Dataset entries:
═══
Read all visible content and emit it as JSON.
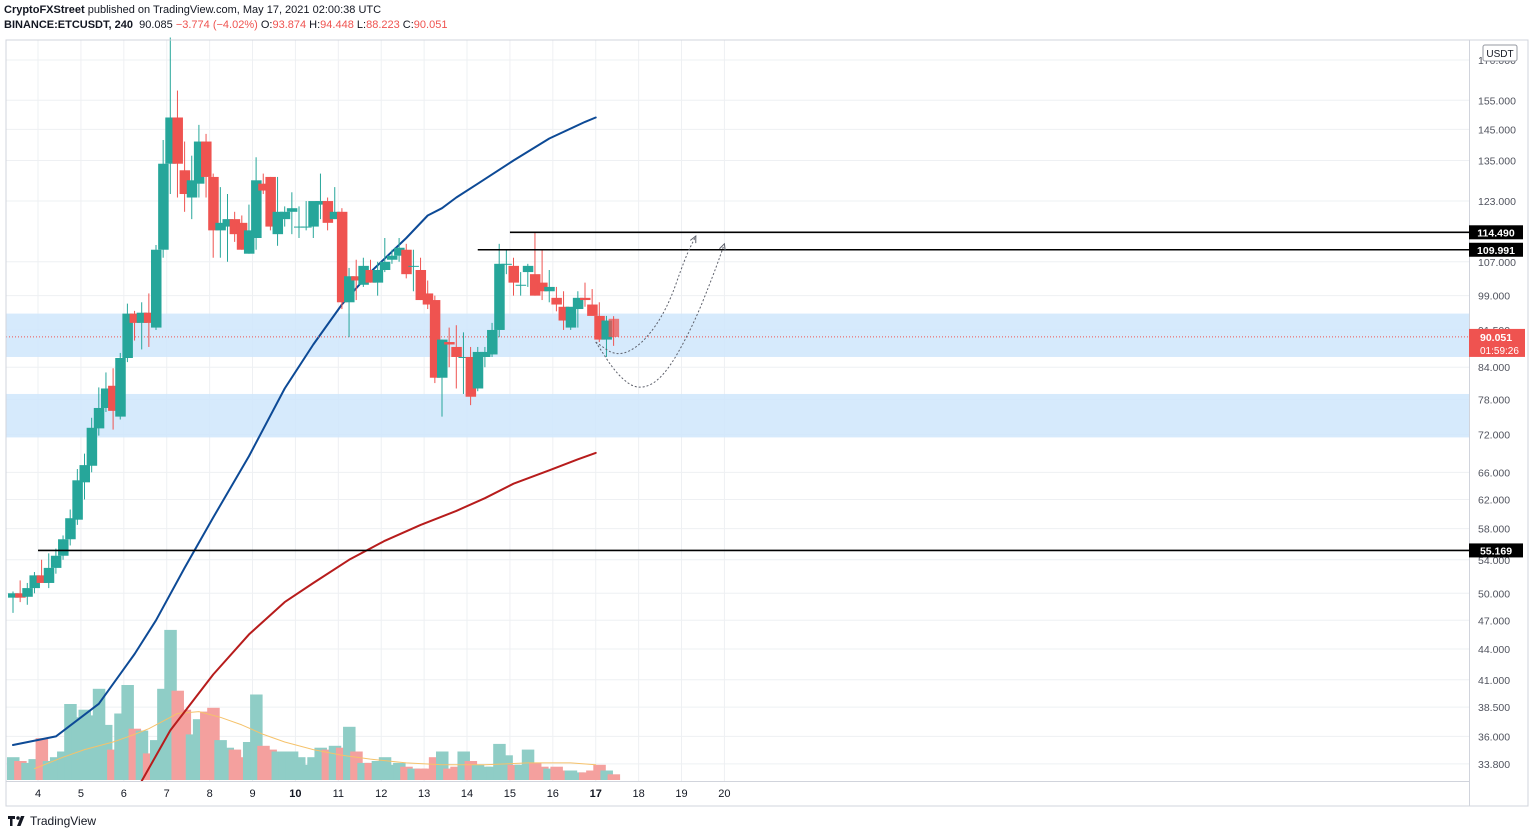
{
  "header": {
    "author": "CryptoFXStreet",
    "published": "published on TradingView.com, May 17, 2021 02:00:38 UTC",
    "symbol": "BINANCE:ETCUSDT, 240",
    "last": "90.085",
    "change": "−3.774 (−4.02%)",
    "o_label": "O:",
    "o_value": "93.874",
    "h_label": "H:",
    "h_value": "94.448",
    "l_label": "L:",
    "l_value": "88.223",
    "c_label": "C:",
    "c_value": "90.051"
  },
  "footer": {
    "brand": "TradingView"
  },
  "colors": {
    "up": "#26a69a",
    "down": "#ef5350",
    "vol_up": "#8fcdc6",
    "vol_down": "#f4a09e",
    "ma_blue": "#0d4a96",
    "ma_red": "#b71c1c",
    "vol_ma": "#f5c26b",
    "zone": "#cfe6fb",
    "grid": "#eef0f3"
  },
  "chart_data": {
    "type": "candlestick",
    "currency_label": "USDT",
    "price_axis": {
      "scale": "log",
      "min": 32.5,
      "max": 178,
      "ticks": [
        170,
        155,
        145,
        135,
        123,
        107,
        99,
        91.5,
        84,
        78,
        72,
        66,
        62,
        58,
        54,
        50,
        47,
        44,
        41,
        38.5,
        36,
        33.8
      ],
      "tick_labels": [
        "170.000",
        "155.000",
        "145.000",
        "135.000",
        "123.000",
        "107.000",
        "99.000",
        "91.500",
        "84.000",
        "78.000",
        "72.000",
        "66.000",
        "62.000",
        "58.000",
        "54.000",
        "50.000",
        "47.000",
        "44.000",
        "41.000",
        "38.500",
        "36.000",
        "33.800"
      ]
    },
    "x_axis": {
      "labels": [
        "4",
        "5",
        "6",
        "7",
        "8",
        "9",
        "10",
        "11",
        "12",
        "13",
        "14",
        "15",
        "16",
        "17",
        "18",
        "19",
        "20"
      ],
      "bold": [
        "10",
        "17"
      ],
      "positions": [
        3.5,
        9.5,
        15.5,
        21.5,
        27.5,
        33.5,
        39.5,
        45.5,
        51.5,
        57.5,
        63.5,
        69.5,
        75.5,
        81.5,
        87.5,
        93.5,
        99.5
      ]
    },
    "candles": [
      [
        49.5,
        50.2,
        47.8,
        50.0,
        0.12
      ],
      [
        50.0,
        51.5,
        49.0,
        49.5,
        0.1
      ],
      [
        49.6,
        51.2,
        48.7,
        50.6,
        0.09
      ],
      [
        50.6,
        52.5,
        50.0,
        52.1,
        0.11
      ],
      [
        52.1,
        54.0,
        51.5,
        51.2,
        0.22
      ],
      [
        51.2,
        54.8,
        50.6,
        53.0,
        0.1
      ],
      [
        53.0,
        55.4,
        52.3,
        54.5,
        0.12
      ],
      [
        54.5,
        57.1,
        54.0,
        56.6,
        0.15
      ],
      [
        56.6,
        60.6,
        55.8,
        59.4,
        0.4
      ],
      [
        59.2,
        66.5,
        58.5,
        64.8,
        0.33
      ],
      [
        64.5,
        68.9,
        62.0,
        67.1,
        0.37
      ],
      [
        67.0,
        74.8,
        66.0,
        73.1,
        0.34
      ],
      [
        73.0,
        80.2,
        71.8,
        76.5,
        0.48
      ],
      [
        76.5,
        83.0,
        75.8,
        80.0,
        0.29
      ],
      [
        80.5,
        83.8,
        72.8,
        76.0,
        0.16
      ],
      [
        75.0,
        86.8,
        74.5,
        85.8,
        0.35
      ],
      [
        85.8,
        97.2,
        85.0,
        95.0,
        0.5
      ],
      [
        95.0,
        95.6,
        89.3,
        93.0,
        0.27
      ],
      [
        93.0,
        97.5,
        87.5,
        95.2,
        0.26
      ],
      [
        95.2,
        99.5,
        88.0,
        93.0,
        0.14
      ],
      [
        92.0,
        111.2,
        91.5,
        110.0,
        0.21
      ],
      [
        110.0,
        141.5,
        108.0,
        134.0,
        0.48
      ],
      [
        134.0,
        179.0,
        125.0,
        149.0,
        0.79
      ],
      [
        149.0,
        158.5,
        124.0,
        134.0,
        0.47
      ],
      [
        132.0,
        141.0,
        120.0,
        125.0,
        0.37
      ],
      [
        124.0,
        136.5,
        118.0,
        129.0,
        0.24
      ],
      [
        128.0,
        146.5,
        124.0,
        141.0,
        0.32
      ],
      [
        141.0,
        143.5,
        124.0,
        130.0,
        0.36
      ],
      [
        130.0,
        131.0,
        108.0,
        115.0,
        0.38
      ],
      [
        115.0,
        127.0,
        108.0,
        117.0,
        0.21
      ],
      [
        116.0,
        125.0,
        107.0,
        118.0,
        0.17
      ],
      [
        118.0,
        120.0,
        112.0,
        114.0,
        0.16
      ],
      [
        117.0,
        119.0,
        110.0,
        110.0,
        0.12
      ],
      [
        109.0,
        122.0,
        109.0,
        115.0,
        0.2
      ],
      [
        113.0,
        136.0,
        110.0,
        129.0,
        0.45
      ],
      [
        128.0,
        131.0,
        125.0,
        126.0,
        0.18
      ],
      [
        130.0,
        130.0,
        115.0,
        116.0,
        0.16
      ],
      [
        114.0,
        130.0,
        111.0,
        120.0,
        0.15
      ],
      [
        118.0,
        121.5,
        116.0,
        120.0,
        0.15
      ],
      [
        120.0,
        125.5,
        114.0,
        121.0,
        0.15
      ],
      [
        116.0,
        121.5,
        113.0,
        116.0,
        0.12
      ],
      [
        116.0,
        123.0,
        115.0,
        116.0,
        0.08
      ],
      [
        116.0,
        122.0,
        113.0,
        123.0,
        0.12
      ],
      [
        122.0,
        131.0,
        118.0,
        123.0,
        0.17
      ],
      [
        123.0,
        124.0,
        115.0,
        117.0,
        0.16
      ],
      [
        118.0,
        127.0,
        118.0,
        120.0,
        0.18
      ],
      [
        120.0,
        121.0,
        96.0,
        97.5,
        0.17
      ],
      [
        97.5,
        105.5,
        90.0,
        103.5,
        0.28
      ],
      [
        103.5,
        107.5,
        98.0,
        102.5,
        0.15
      ],
      [
        101.5,
        108.0,
        101.0,
        106.0,
        0.09
      ],
      [
        105.0,
        107.5,
        102.0,
        102.0,
        0.09
      ],
      [
        102.0,
        107.0,
        99.0,
        105.0,
        0.1
      ],
      [
        105.0,
        113.0,
        104.5,
        107.0,
        0.12
      ],
      [
        107.5,
        110.0,
        106.5,
        108.5,
        0.08
      ],
      [
        108.5,
        113.0,
        107.0,
        110.5,
        0.09
      ],
      [
        110.0,
        111.5,
        103.0,
        104.0,
        0.07
      ],
      [
        106.0,
        110.0,
        100.0,
        106.0,
        0.06
      ],
      [
        105.0,
        108.0,
        98.0,
        98.0,
        0.06
      ],
      [
        99.5,
        102.5,
        96.0,
        97.0,
        0.06
      ],
      [
        98.0,
        99.0,
        81.0,
        82.0,
        0.12
      ],
      [
        82.0,
        89.5,
        75.0,
        89.5,
        0.15
      ],
      [
        89.0,
        92.0,
        84.0,
        88.5,
        0.06
      ],
      [
        88.0,
        92.5,
        80.0,
        86.0,
        0.07
      ],
      [
        86.0,
        91.0,
        79.0,
        86.0,
        0.15
      ],
      [
        86.0,
        88.0,
        77.0,
        78.5,
        0.1
      ],
      [
        80.0,
        88.0,
        79.5,
        87.0,
        0.08
      ],
      [
        86.0,
        88.0,
        84.0,
        87.0,
        0.07
      ],
      [
        86.5,
        93.0,
        86.0,
        91.5,
        0.07
      ],
      [
        91.5,
        111.5,
        90.0,
        106.5,
        0.19
      ],
      [
        106.5,
        110.0,
        104.0,
        106.5,
        0.13
      ],
      [
        106.0,
        108.0,
        99.0,
        102.0,
        0.08
      ],
      [
        101.5,
        104.5,
        99.0,
        101.5,
        0.08
      ],
      [
        104.5,
        106.5,
        101.0,
        106.0,
        0.16
      ],
      [
        104.0,
        114.5,
        99.0,
        99.0,
        0.09
      ],
      [
        102.0,
        110.0,
        98.0,
        100.0,
        0.07
      ],
      [
        100.0,
        105.0,
        97.5,
        101.0,
        0.06
      ],
      [
        98.5,
        101.0,
        95.5,
        97.0,
        0.07
      ],
      [
        96.5,
        100.0,
        91.5,
        93.5,
        0.05
      ],
      [
        92.0,
        95.5,
        91.5,
        96.5,
        0.05
      ],
      [
        96.0,
        100.0,
        92.0,
        98.5,
        0.04
      ],
      [
        98.5,
        102.0,
        96.5,
        98.0,
        0.04
      ],
      [
        97.0,
        100.5,
        95.0,
        94.5,
        0.05
      ],
      [
        94.5,
        97.5,
        89.0,
        89.5,
        0.08
      ],
      [
        89.5,
        94.5,
        86.0,
        93.5,
        0.05
      ],
      [
        93.874,
        94.448,
        88.223,
        90.051,
        0.03
      ]
    ],
    "ma_blue": [
      [
        0,
        35.3
      ],
      [
        6,
        36.0
      ],
      [
        12,
        38.8
      ],
      [
        17,
        43.5
      ],
      [
        20,
        47.0
      ],
      [
        24,
        53.0
      ],
      [
        28,
        59.5
      ],
      [
        33,
        68.5
      ],
      [
        38,
        80.0
      ],
      [
        42,
        88.5
      ],
      [
        46,
        97.0
      ],
      [
        50,
        104.5
      ],
      [
        55,
        113.0
      ],
      [
        58,
        119.0
      ],
      [
        60,
        121.0
      ],
      [
        62,
        124.0
      ],
      [
        65,
        128.0
      ],
      [
        70,
        135.0
      ],
      [
        75,
        142.0
      ],
      [
        80,
        147.5
      ],
      [
        81.5,
        149.0
      ]
    ],
    "ma_red": [
      [
        18,
        32.5
      ],
      [
        22,
        36.5
      ],
      [
        28,
        41.5
      ],
      [
        33,
        45.5
      ],
      [
        38,
        49.0
      ],
      [
        42,
        51.2
      ],
      [
        47,
        54.0
      ],
      [
        52,
        56.4
      ],
      [
        57,
        58.5
      ],
      [
        62,
        60.4
      ],
      [
        66,
        62.2
      ],
      [
        70,
        64.3
      ],
      [
        75,
        66.3
      ],
      [
        79,
        68.0
      ],
      [
        81.5,
        69.0
      ]
    ],
    "vol_ma": [
      [
        3,
        0.06
      ],
      [
        7,
        0.12
      ],
      [
        10,
        0.16
      ],
      [
        14,
        0.2
      ],
      [
        17,
        0.24
      ],
      [
        19,
        0.27
      ],
      [
        21,
        0.31
      ],
      [
        23,
        0.35
      ],
      [
        26,
        0.36
      ],
      [
        29,
        0.33
      ],
      [
        32,
        0.29
      ],
      [
        35,
        0.24
      ],
      [
        38,
        0.2
      ],
      [
        42,
        0.16
      ],
      [
        46,
        0.13
      ],
      [
        50,
        0.11
      ],
      [
        55,
        0.09
      ],
      [
        60,
        0.08
      ],
      [
        66,
        0.08
      ],
      [
        72,
        0.09
      ],
      [
        78,
        0.09
      ],
      [
        81.5,
        0.08
      ]
    ],
    "zones": [
      {
        "top": 95.0,
        "bottom": 86.0
      },
      {
        "top": 79.0,
        "bottom": 71.5
      }
    ],
    "horizontal_levels": [
      {
        "value": 114.49,
        "label": "114.490",
        "from_x": 69.5
      },
      {
        "value": 109.991,
        "label": "109.991",
        "from_x": 65.0
      },
      {
        "value": 55.169,
        "label": "55.169",
        "from_x": 3.5
      }
    ],
    "current_price": {
      "label": "90.051",
      "timer": "01:59:26",
      "value": 90.051
    },
    "projections": [
      [
        [
          81.5,
          89.0
        ],
        [
          84.5,
          86.0
        ],
        [
          88.0,
          88.5
        ],
        [
          91.5,
          96.0
        ],
        [
          94.0,
          108.0
        ],
        [
          95.5,
          113.5
        ]
      ],
      [
        [
          81.5,
          89.0
        ],
        [
          84.5,
          82.5
        ],
        [
          87.5,
          79.6
        ],
        [
          91.0,
          82.0
        ],
        [
          95.0,
          92.0
        ],
        [
          98.0,
          104.0
        ],
        [
          99.5,
          111.5
        ]
      ]
    ]
  }
}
═══
Given request :: Report how many lines of the listing above include the word "TradingView". Say nothing but the number.

Finished answer :: 2